Directive. In the material below, find each line holding the string "λειτουργίας" and copy it.
:: Data for this task
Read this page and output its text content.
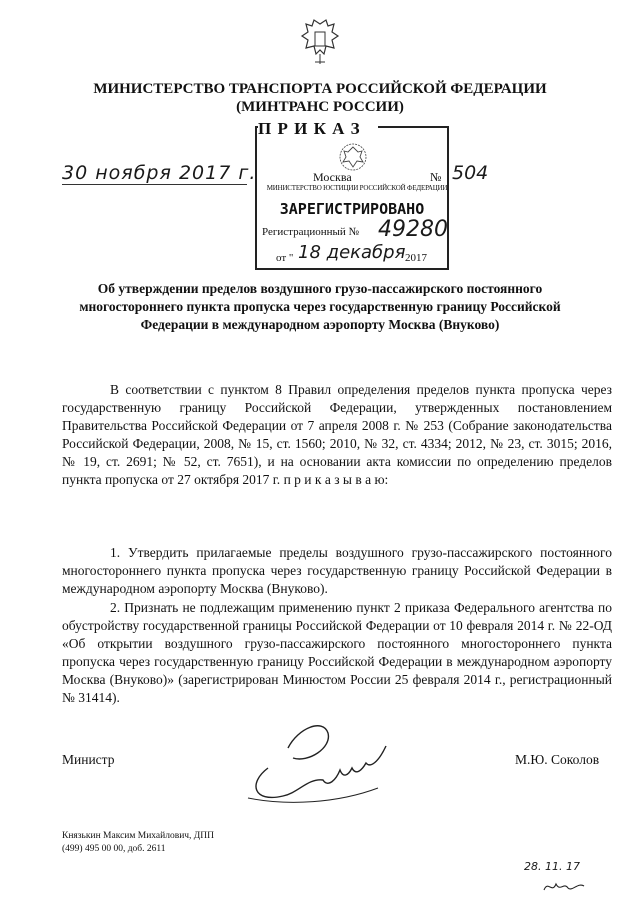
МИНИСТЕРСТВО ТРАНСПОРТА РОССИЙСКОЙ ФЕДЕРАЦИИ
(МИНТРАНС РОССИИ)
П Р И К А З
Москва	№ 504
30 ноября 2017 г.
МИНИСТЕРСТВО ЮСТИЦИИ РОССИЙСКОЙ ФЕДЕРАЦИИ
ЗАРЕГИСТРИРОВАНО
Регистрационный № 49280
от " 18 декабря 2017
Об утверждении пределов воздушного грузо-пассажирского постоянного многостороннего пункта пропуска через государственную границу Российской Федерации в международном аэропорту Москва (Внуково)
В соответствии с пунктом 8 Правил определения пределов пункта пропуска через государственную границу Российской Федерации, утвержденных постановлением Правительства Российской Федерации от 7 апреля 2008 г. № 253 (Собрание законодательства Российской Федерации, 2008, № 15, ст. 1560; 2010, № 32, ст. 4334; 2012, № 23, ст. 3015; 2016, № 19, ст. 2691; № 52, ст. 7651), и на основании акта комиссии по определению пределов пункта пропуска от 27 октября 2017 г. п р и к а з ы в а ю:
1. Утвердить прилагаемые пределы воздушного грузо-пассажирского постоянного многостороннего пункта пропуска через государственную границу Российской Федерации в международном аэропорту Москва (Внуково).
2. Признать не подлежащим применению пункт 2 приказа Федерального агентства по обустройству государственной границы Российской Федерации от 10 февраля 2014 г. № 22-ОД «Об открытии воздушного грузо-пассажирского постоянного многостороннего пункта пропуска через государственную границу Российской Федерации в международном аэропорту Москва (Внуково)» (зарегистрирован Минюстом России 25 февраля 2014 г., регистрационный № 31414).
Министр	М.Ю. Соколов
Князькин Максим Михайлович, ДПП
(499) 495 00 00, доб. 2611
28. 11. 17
::::
:: Data for this task
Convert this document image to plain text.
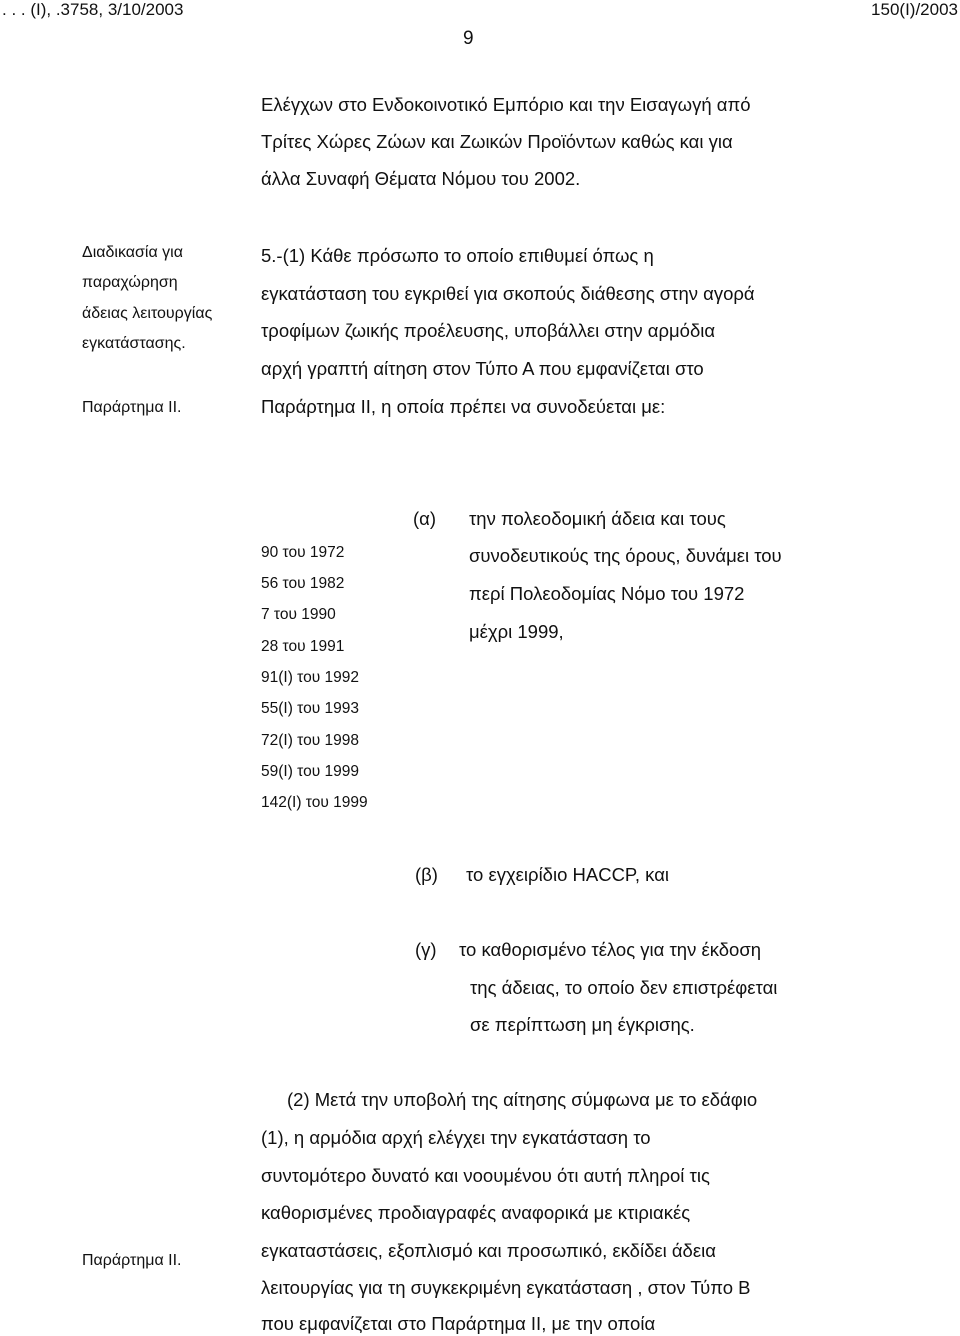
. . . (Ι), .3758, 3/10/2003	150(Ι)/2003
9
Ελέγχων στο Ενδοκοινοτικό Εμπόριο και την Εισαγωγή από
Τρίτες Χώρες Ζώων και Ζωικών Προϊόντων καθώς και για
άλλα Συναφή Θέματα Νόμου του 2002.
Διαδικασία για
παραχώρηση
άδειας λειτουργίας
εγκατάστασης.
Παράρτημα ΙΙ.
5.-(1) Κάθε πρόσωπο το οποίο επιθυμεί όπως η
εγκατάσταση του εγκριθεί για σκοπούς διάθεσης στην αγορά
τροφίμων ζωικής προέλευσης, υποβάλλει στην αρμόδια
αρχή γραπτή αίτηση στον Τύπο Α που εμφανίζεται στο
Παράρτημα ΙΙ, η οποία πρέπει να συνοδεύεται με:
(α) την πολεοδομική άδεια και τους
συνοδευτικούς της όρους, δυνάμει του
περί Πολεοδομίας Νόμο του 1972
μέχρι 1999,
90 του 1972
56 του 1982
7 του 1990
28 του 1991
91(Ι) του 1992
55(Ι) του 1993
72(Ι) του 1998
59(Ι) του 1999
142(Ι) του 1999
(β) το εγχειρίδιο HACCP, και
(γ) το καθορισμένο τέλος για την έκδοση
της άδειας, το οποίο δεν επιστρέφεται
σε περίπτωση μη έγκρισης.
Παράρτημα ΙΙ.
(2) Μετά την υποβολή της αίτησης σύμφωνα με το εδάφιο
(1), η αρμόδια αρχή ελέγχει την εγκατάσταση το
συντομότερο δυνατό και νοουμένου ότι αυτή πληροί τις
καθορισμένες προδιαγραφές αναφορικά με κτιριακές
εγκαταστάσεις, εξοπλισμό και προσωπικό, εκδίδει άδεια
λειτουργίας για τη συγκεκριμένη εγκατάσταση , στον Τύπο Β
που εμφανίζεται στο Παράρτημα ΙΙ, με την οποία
::::
Reply to the task.
άδειας λειτουργίας
λειτουργίας για τη συγκεκριμένη εγκατάσταση , στον Τύπο Β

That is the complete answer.